Collected data
↓

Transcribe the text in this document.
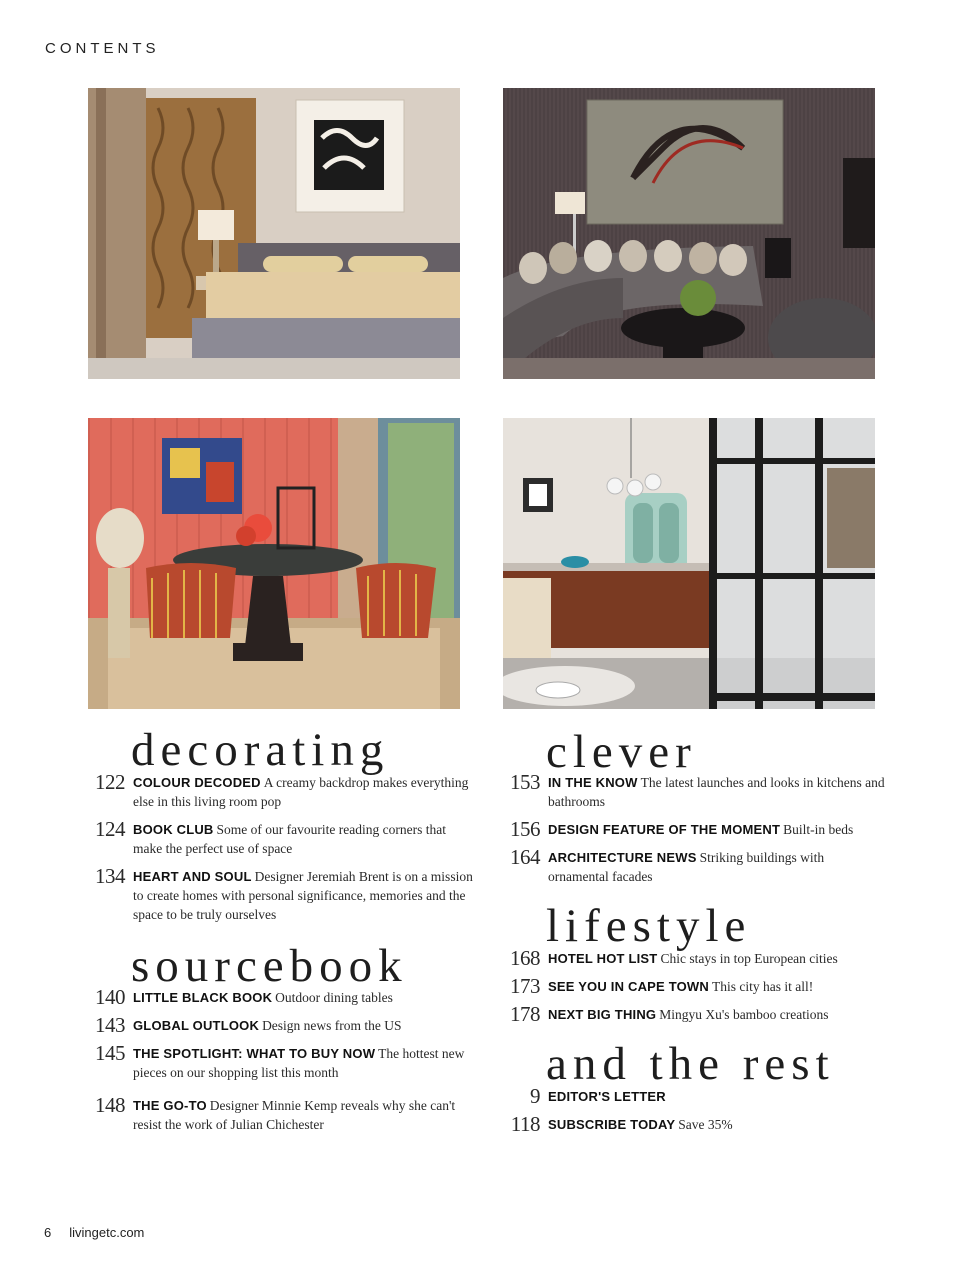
CONTENTS
decorating
122 COLOUR DECODED A creamy backdrop makes everything else in this living room pop
124 BOOK CLUB Some of our favourite reading corners that make the perfect use of space
134 HEART AND SOUL Designer Jeremiah Brent is on a mission to create homes with personal significance, memories and the space to be truly ourselves
sourcebook
140 LITTLE BLACK BOOK Outdoor dining tables
143 GLOBAL OUTLOOK Design news from the US
145 THE SPOTLIGHT: WHAT TO BUY NOW The hottest new pieces on our shopping list this month
148 THE GO-TO Designer Minnie Kemp reveals why she can't resist the work of Julian Chichester
clever
153 IN THE KNOW The latest launches and looks in kitchens and bathrooms
156 DESIGN FEATURE OF THE MOMENT Built-in beds
164 ARCHITECTURE NEWS Striking buildings with ornamental facades
lifestyle
168 HOTEL HOT LIST Chic stays in top European cities
173 SEE YOU IN CAPE TOWN This city has it all!
178 NEXT BIG THING Mingyu Xu's bamboo creations
and the rest
9 EDITOR'S LETTER
118 SUBSCRIBE TODAY Save 35%
6 livingetc.com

↑

| Written instruction |
Say how many lines in the entries contain the string "space", and say nothing else.

| Correct answer |
2